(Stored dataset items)
********

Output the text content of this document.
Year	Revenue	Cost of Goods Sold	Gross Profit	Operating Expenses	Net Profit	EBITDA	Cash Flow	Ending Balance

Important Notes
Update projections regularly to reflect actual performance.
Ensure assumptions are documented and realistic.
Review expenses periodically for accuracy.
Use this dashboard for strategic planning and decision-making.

********

● Request: Exact output of every entry is required.

● Exercise result:
Output the text content of this document.
Year	Revenue	Cost of Goods Sold	Gross Profit	Operating Expenses	Net Profit	EBITDA	Cash Flow	Ending Balance

Important Notes
Update projections regularly to reflect actual performance.
Ensure assumptions are documented and realistic.
Review expenses periodically for accuracy.
Use this dashboard for strategic planning and decision-making.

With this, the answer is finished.